┌─ MATERIAL FOR THE TASK

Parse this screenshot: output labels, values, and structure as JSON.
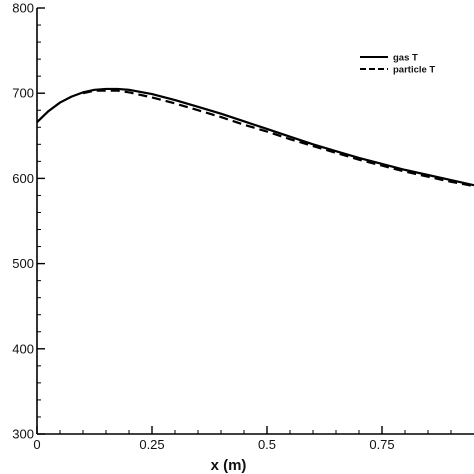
{
  "chart_data": {
    "type": "line",
    "title": "",
    "xlabel": "x (m)",
    "ylabel": "",
    "xlim": [
      0,
      0.95
    ],
    "ylim": [
      300,
      800
    ],
    "xticks": [
      0,
      0.25,
      0.5,
      0.75
    ],
    "xtick_labels": [
      "0",
      "0.25",
      "0.5",
      "0.75"
    ],
    "yticks": [
      300,
      400,
      500,
      600,
      700,
      800
    ],
    "ytick_labels": [
      "300",
      "400",
      "500",
      "600",
      "700",
      "800"
    ],
    "grid": false,
    "legend_position": "top-right",
    "colors": {
      "line": "#000000",
      "axis": "#000000",
      "background": "#ffffff"
    },
    "series": [
      {
        "name": "gas T",
        "style": "solid",
        "x": [
          0,
          0.025,
          0.05,
          0.075,
          0.1,
          0.125,
          0.15,
          0.175,
          0.2,
          0.25,
          0.3,
          0.35,
          0.4,
          0.45,
          0.5,
          0.55,
          0.6,
          0.65,
          0.7,
          0.75,
          0.8,
          0.85,
          0.9,
          0.95
        ],
        "y": [
          666,
          679,
          689,
          696,
          701,
          704,
          705,
          705,
          704,
          699,
          692,
          684,
          676,
          667,
          658,
          649,
          640,
          632,
          624,
          617,
          610,
          604,
          598,
          592
        ]
      },
      {
        "name": "particle T",
        "style": "dashed",
        "x": [
          0.1,
          0.125,
          0.15,
          0.175,
          0.2,
          0.25,
          0.3,
          0.35,
          0.4,
          0.45,
          0.5,
          0.55,
          0.6,
          0.65,
          0.7,
          0.75,
          0.8,
          0.85,
          0.9,
          0.95
        ],
        "y": [
          700,
          703,
          703,
          703,
          701,
          695,
          688,
          680,
          672,
          663,
          655,
          646,
          638,
          630,
          622,
          615,
          608,
          602,
          596,
          591
        ]
      }
    ]
  }
}
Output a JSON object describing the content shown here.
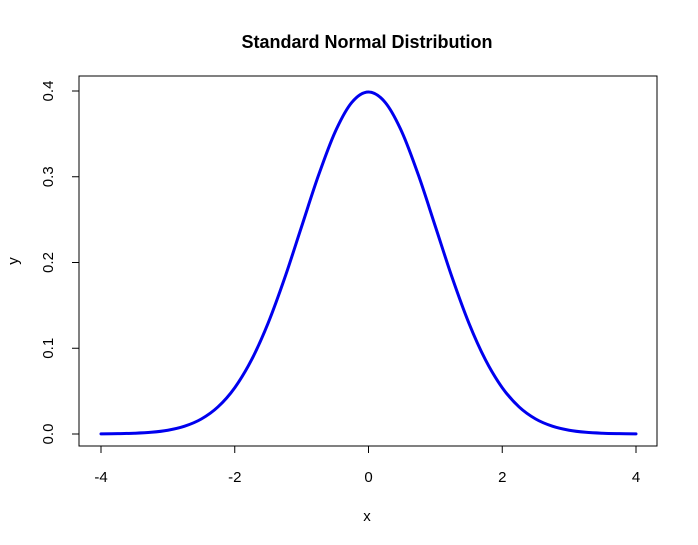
{
  "chart_data": {
    "type": "line",
    "title": "Standard Normal Distribution",
    "xlabel": "x",
    "ylabel": "y",
    "xlim": [
      -4,
      4
    ],
    "ylim": [
      0,
      0.4
    ],
    "x_ticks": [
      -4,
      -2,
      0,
      2,
      4
    ],
    "x_tick_labels": [
      "-4",
      "-2",
      "0",
      "2",
      "4"
    ],
    "y_ticks": [
      0.0,
      0.1,
      0.2,
      0.3,
      0.4
    ],
    "y_tick_labels": [
      "0.0",
      "0.1",
      "0.2",
      "0.3",
      "0.4"
    ],
    "grid": false,
    "legend": "none",
    "series": [
      {
        "color": "#0000ee",
        "x": [
          -4.0,
          -3.75,
          -3.5,
          -3.25,
          -3.0,
          -2.75,
          -2.5,
          -2.25,
          -2.0,
          -1.75,
          -1.5,
          -1.25,
          -1.0,
          -0.75,
          -0.5,
          -0.25,
          0.0,
          0.25,
          0.5,
          0.75,
          1.0,
          1.25,
          1.5,
          1.75,
          2.0,
          2.25,
          2.5,
          2.75,
          3.0,
          3.25,
          3.5,
          3.75,
          4.0
        ],
        "y": [
          0.0001,
          0.0004,
          0.0009,
          0.002,
          0.0044,
          0.0091,
          0.0175,
          0.0317,
          0.054,
          0.0863,
          0.1295,
          0.1826,
          0.242,
          0.3011,
          0.3521,
          0.3867,
          0.3989,
          0.3867,
          0.3521,
          0.3011,
          0.242,
          0.1826,
          0.1295,
          0.0863,
          0.054,
          0.0317,
          0.0175,
          0.0091,
          0.0044,
          0.002,
          0.0009,
          0.0004,
          0.0001
        ]
      }
    ]
  }
}
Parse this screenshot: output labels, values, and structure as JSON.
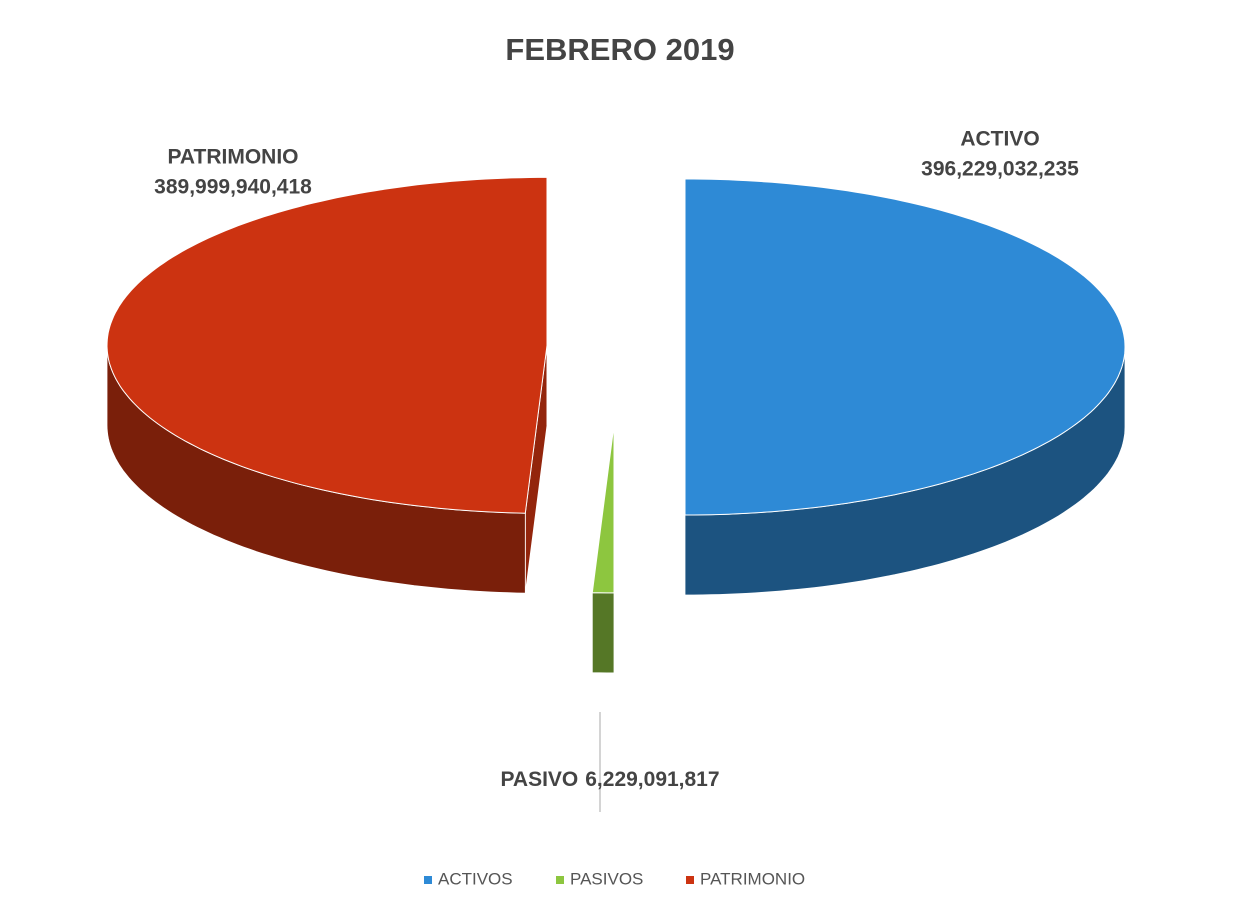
{
  "chart_data": {
    "type": "pie3d",
    "title": "FEBRERO 2019",
    "categories": [
      "ACTIVOS",
      "PASIVOS",
      "PATRIMONIO"
    ],
    "label_names": [
      "ACTIVO",
      "PASIVO",
      "PATRIMONIO"
    ],
    "values": [
      396229032235,
      6229091817,
      389999940418
    ],
    "value_labels": [
      "396,229,032,235",
      "6,229,091,817",
      "389,999,940,418"
    ],
    "colors": [
      "#2e8ad6",
      "#8dc63f",
      "#cc3311"
    ],
    "legend": "bottom",
    "exploded": true
  }
}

└─

Give every record back exactly as it reads, with no images.

**RESULT FOR THIS TASK**
Parse this screenshot: output labels, values, and structure as JSON.
{
  "chart_data": {
    "type": "line",
    "title": "",
    "xlabel": "x (m)",
    "ylabel": "",
    "xlim": [
      0,
      0.95
    ],
    "ylim": [
      300,
      800
    ],
    "xticks": [
      0,
      0.25,
      0.5,
      0.75
    ],
    "xtick_labels": [
      "0",
      "0.25",
      "0.5",
      "0.75"
    ],
    "yticks": [
      300,
      400,
      500,
      600,
      700,
      800
    ],
    "ytick_labels": [
      "300",
      "400",
      "500",
      "600",
      "700",
      "800"
    ],
    "grid": false,
    "legend_position": "top-right",
    "colors": {
      "line": "#000000",
      "axis": "#000000",
      "background": "#ffffff"
    },
    "series": [
      {
        "name": "gas T",
        "style": "solid",
        "x": [
          0,
          0.025,
          0.05,
          0.075,
          0.1,
          0.125,
          0.15,
          0.175,
          0.2,
          0.25,
          0.3,
          0.35,
          0.4,
          0.45,
          0.5,
          0.55,
          0.6,
          0.65,
          0.7,
          0.75,
          0.8,
          0.85,
          0.9,
          0.95
        ],
        "y": [
          666,
          679,
          689,
          696,
          701,
          704,
          705,
          705,
          704,
          699,
          692,
          684,
          676,
          667,
          658,
          649,
          640,
          632,
          624,
          617,
          610,
          604,
          598,
          592
        ]
      },
      {
        "name": "particle T",
        "style": "dashed",
        "x": [
          0.1,
          0.125,
          0.15,
          0.175,
          0.2,
          0.25,
          0.3,
          0.35,
          0.4,
          0.45,
          0.5,
          0.55,
          0.6,
          0.65,
          0.7,
          0.75,
          0.8,
          0.85,
          0.9,
          0.95
        ],
        "y": [
          700,
          703,
          703,
          703,
          701,
          695,
          688,
          680,
          672,
          663,
          655,
          646,
          638,
          630,
          622,
          615,
          608,
          602,
          596,
          591
        ]
      }
    ]
  }
}
Output a JSON object describing the content shown here.
{
  "chart_data": {
    "type": "line",
    "title": "Standard Normal Distribution",
    "xlabel": "x",
    "ylabel": "y",
    "xlim": [
      -4,
      4
    ],
    "ylim": [
      0,
      0.4
    ],
    "x_ticks": [
      -4,
      -2,
      0,
      2,
      4
    ],
    "x_tick_labels": [
      "-4",
      "-2",
      "0",
      "2",
      "4"
    ],
    "y_ticks": [
      0.0,
      0.1,
      0.2,
      0.3,
      0.4
    ],
    "y_tick_labels": [
      "0.0",
      "0.1",
      "0.2",
      "0.3",
      "0.4"
    ],
    "grid": false,
    "legend": "none",
    "series": [
      {
        "color": "#0000ee",
        "x": [
          -4.0,
          -3.75,
          -3.5,
          -3.25,
          -3.0,
          -2.75,
          -2.5,
          -2.25,
          -2.0,
          -1.75,
          -1.5,
          -1.25,
          -1.0,
          -0.75,
          -0.5,
          -0.25,
          0.0,
          0.25,
          0.5,
          0.75,
          1.0,
          1.25,
          1.5,
          1.75,
          2.0,
          2.25,
          2.5,
          2.75,
          3.0,
          3.25,
          3.5,
          3.75,
          4.0
        ],
        "y": [
          0.0001,
          0.0004,
          0.0009,
          0.002,
          0.0044,
          0.0091,
          0.0175,
          0.0317,
          0.054,
          0.0863,
          0.1295,
          0.1826,
          0.242,
          0.3011,
          0.3521,
          0.3867,
          0.3989,
          0.3867,
          0.3521,
          0.3011,
          0.242,
          0.1826,
          0.1295,
          0.0863,
          0.054,
          0.0317,
          0.0175,
          0.0091,
          0.0044,
          0.002,
          0.0009,
          0.0004,
          0.0001
        ]
      }
    ]
  }
}
Parse this screenshot: output labels, values, and structure as JSON.
{
  "chart_data": {
    "type": "pie3d",
    "title": "FEBRERO 2019",
    "categories": [
      "ACTIVOS",
      "PASIVOS",
      "PATRIMONIO"
    ],
    "label_names": [
      "ACTIVO",
      "PASIVO",
      "PATRIMONIO"
    ],
    "values": [
      396229032235,
      6229091817,
      389999940418
    ],
    "value_labels": [
      "396,229,032,235",
      "6,229,091,817",
      "389,999,940,418"
    ],
    "colors": [
      "#2e8ad6",
      "#8dc63f",
      "#cc3311"
    ],
    "legend": "bottom",
    "exploded": true
  }
}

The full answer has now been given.